AIM OF THE EXERCISE:
Copy the lines holding the word "device", all of them.

MATERIAL PROVIDED:
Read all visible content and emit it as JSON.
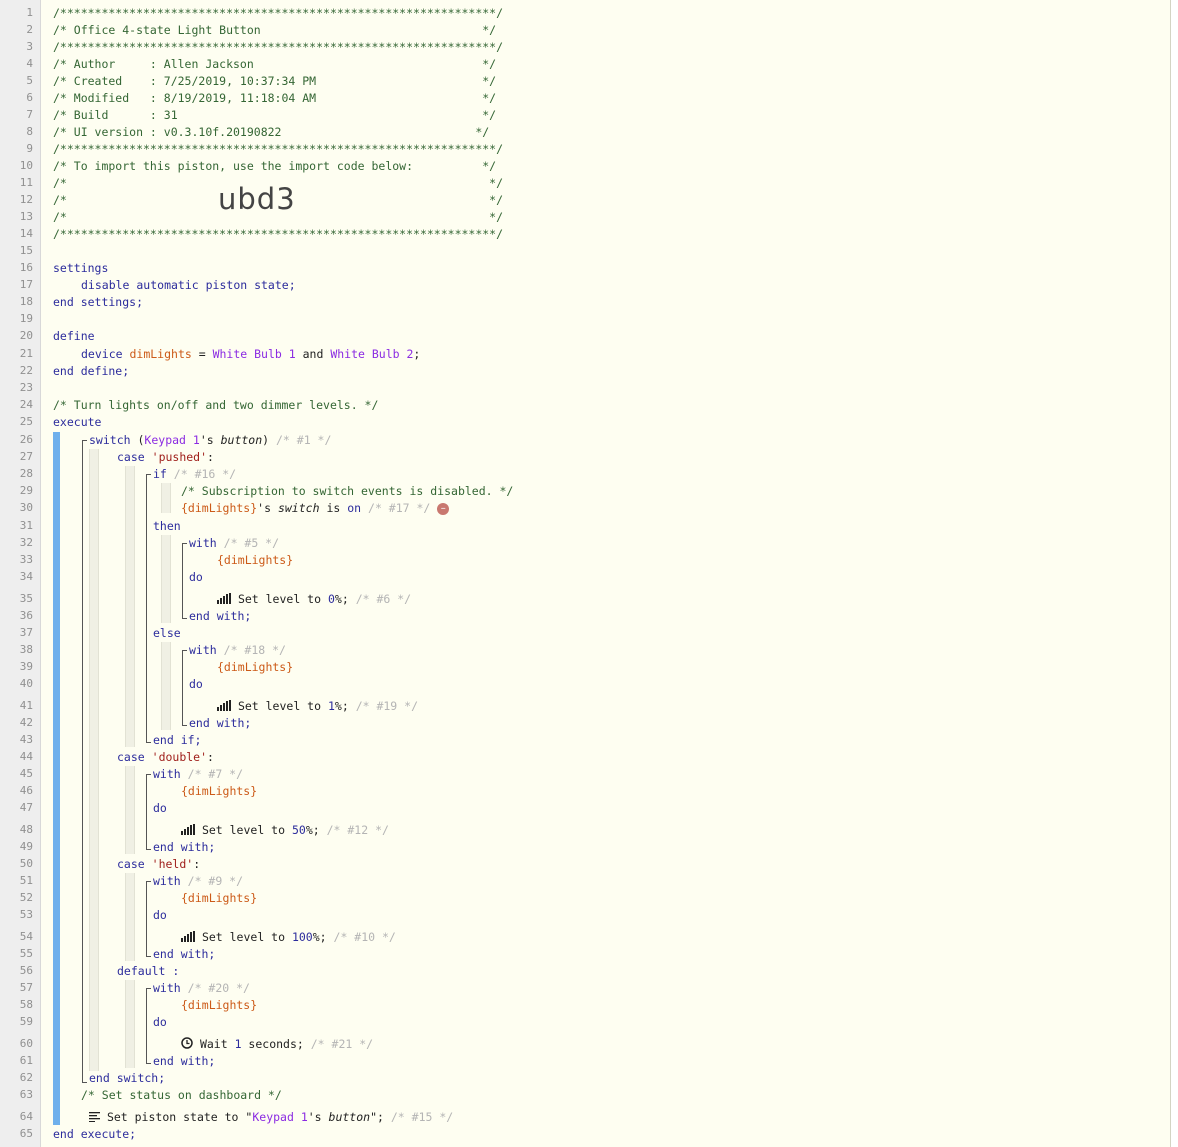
{
  "header": {
    "border": "/***************************************************************/",
    "title": "/* Office 4-state Light Button                                */",
    "author": "/* Author     : Allen Jackson                                 */",
    "created": "/* Created    : 7/25/2019, 10:37:34 PM                        */",
    "modified": "/* Modified   : 8/19/2019, 11:18:04 AM                        */",
    "build": "/* Build      : 31                                            */",
    "ui_version": "/* UI version : v0.3.10f.20190822                            */",
    "import_note": "/* To import this piston, use the import code below:          */",
    "blank": "/*                                                             */",
    "import_code": "ubd3"
  },
  "kw": {
    "settings": "settings",
    "end_settings": "end settings;",
    "define": "define",
    "end_define": "end define;",
    "execute": "execute",
    "end_execute": "end execute;",
    "switch": "switch",
    "case": "case",
    "if": "if",
    "then": "then",
    "else": "else",
    "with": "with",
    "do": "do",
    "end_with": "end with;",
    "end_if": "end if;",
    "default": "default :",
    "end_switch": "end switch;",
    "device": "device",
    "and": "and",
    "is": "is"
  },
  "settings_line": "disable automatic piston state;",
  "define_line": {
    "var": "dimLights",
    "eq": " = ",
    "dev1": "White Bulb 1",
    "dev2": "White Bulb 2",
    "end": ";"
  },
  "comments": {
    "turn": "/* Turn lights on/off and two dimmer levels. */",
    "subscription": "/* Subscription to switch events is disabled. */",
    "set_status": "/* Set status on dashboard */"
  },
  "switch_line": {
    "open": "(",
    "device": "Keypad 1",
    "apos": "'s ",
    "attr": "button",
    "close": ")",
    "id": " /* #1 */"
  },
  "cases": {
    "pushed": "'pushed'",
    "double": "'double'",
    "held": "'held'",
    "colon": ":"
  },
  "ids": {
    "n16": "/* #16 */",
    "n17": "/* #17 */",
    "n5": "/* #5 */",
    "n6": "/* #6 */",
    "n18": "/* #18 */",
    "n19": "/* #19 */",
    "n7": "/* #7 */",
    "n12": "/* #12 */",
    "n9": "/* #9 */",
    "n10": "/* #10 */",
    "n20": "/* #20 */",
    "n21": "/* #21 */",
    "n15": "/* #15 */"
  },
  "cond": {
    "var": "{dimLights}",
    "apos": "'s ",
    "attr": "switch",
    "value": "on"
  },
  "target": "{dimLights}",
  "actions": {
    "set_level": "Set level to ",
    "lvl0": "0",
    "lvl1": "1",
    "lvl50": "50",
    "lvl100": "100",
    "pct": "%;",
    "wait": "Wait ",
    "wait_n": "1",
    "wait_unit": " seconds;",
    "set_state": "Set piston state to ",
    "state_q1": "\"",
    "state_dev": "Keypad 1",
    "state_apos": "'s ",
    "state_attr": "button",
    "state_q2": "\";"
  },
  "line_numbers": [
    "1",
    "2",
    "3",
    "4",
    "5",
    "6",
    "7",
    "8",
    "9",
    "10",
    "11",
    "12",
    "13",
    "14",
    "15",
    "16",
    "17",
    "18",
    "19",
    "20",
    "21",
    "22",
    "23",
    "24",
    "25",
    "26",
    "27",
    "28",
    "29",
    "30",
    "31",
    "32",
    "33",
    "34",
    "35",
    "36",
    "37",
    "38",
    "39",
    "40",
    "41",
    "42",
    "43",
    "44",
    "45",
    "46",
    "47",
    "48",
    "49",
    "50",
    "51",
    "52",
    "53",
    "54",
    "55",
    "56",
    "57",
    "58",
    "59",
    "60",
    "61",
    "62",
    "63",
    "64",
    "65"
  ],
  "icons": {
    "level": "signal-bars-icon",
    "wait": "clock-icon",
    "state": "list-icon",
    "remove": "minus-icon",
    "remove_glyph": "–"
  },
  "colors": {
    "comment": "#346634",
    "keyword": "#2c2c9c",
    "device": "#8b2be2",
    "variable": "#cc5a18",
    "string": "#a0201c",
    "block_bar": "#6fb0ec"
  }
}
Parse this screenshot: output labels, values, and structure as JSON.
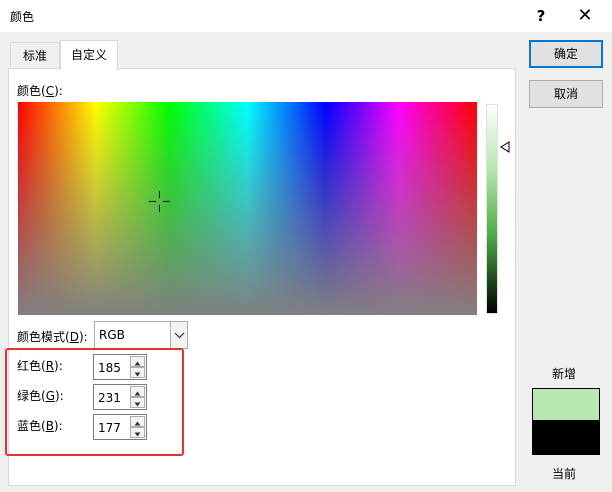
{
  "window": {
    "title": "颜色",
    "help_glyph": "?",
    "close_glyph": "✕"
  },
  "tabs": [
    {
      "label": "标准"
    },
    {
      "label": "自定义"
    }
  ],
  "color_picker": {
    "label_prefix": "颜色(",
    "label_key": "C",
    "label_suffix": "):",
    "luminance_arrow": "triangle-left-icon"
  },
  "color_model": {
    "label_prefix": "颜色模式(",
    "label_key": "D",
    "label_suffix": "):",
    "value": "RGB"
  },
  "fields": {
    "red": {
      "label_prefix": "红色(",
      "label_key": "R",
      "label_suffix": "):",
      "value": "185"
    },
    "green": {
      "label_prefix": "绿色(",
      "label_key": "G",
      "label_suffix": "):",
      "value": "231"
    },
    "blue": {
      "label_prefix": "蓝色(",
      "label_key": "B",
      "label_suffix": "):",
      "value": "177"
    }
  },
  "buttons": {
    "ok": "确定",
    "cancel": "取消"
  },
  "preview": {
    "new_label": "新增",
    "current_label": "当前",
    "new_color": "#b9e7b1",
    "current_color": "#000000"
  },
  "colors": {
    "highlight": "#e8322c",
    "accent": "#0078d7"
  }
}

EXERCISE RESPONSE:
    "device": "device",
    "device": "Keypad 1",
    "device": "#8b2be2",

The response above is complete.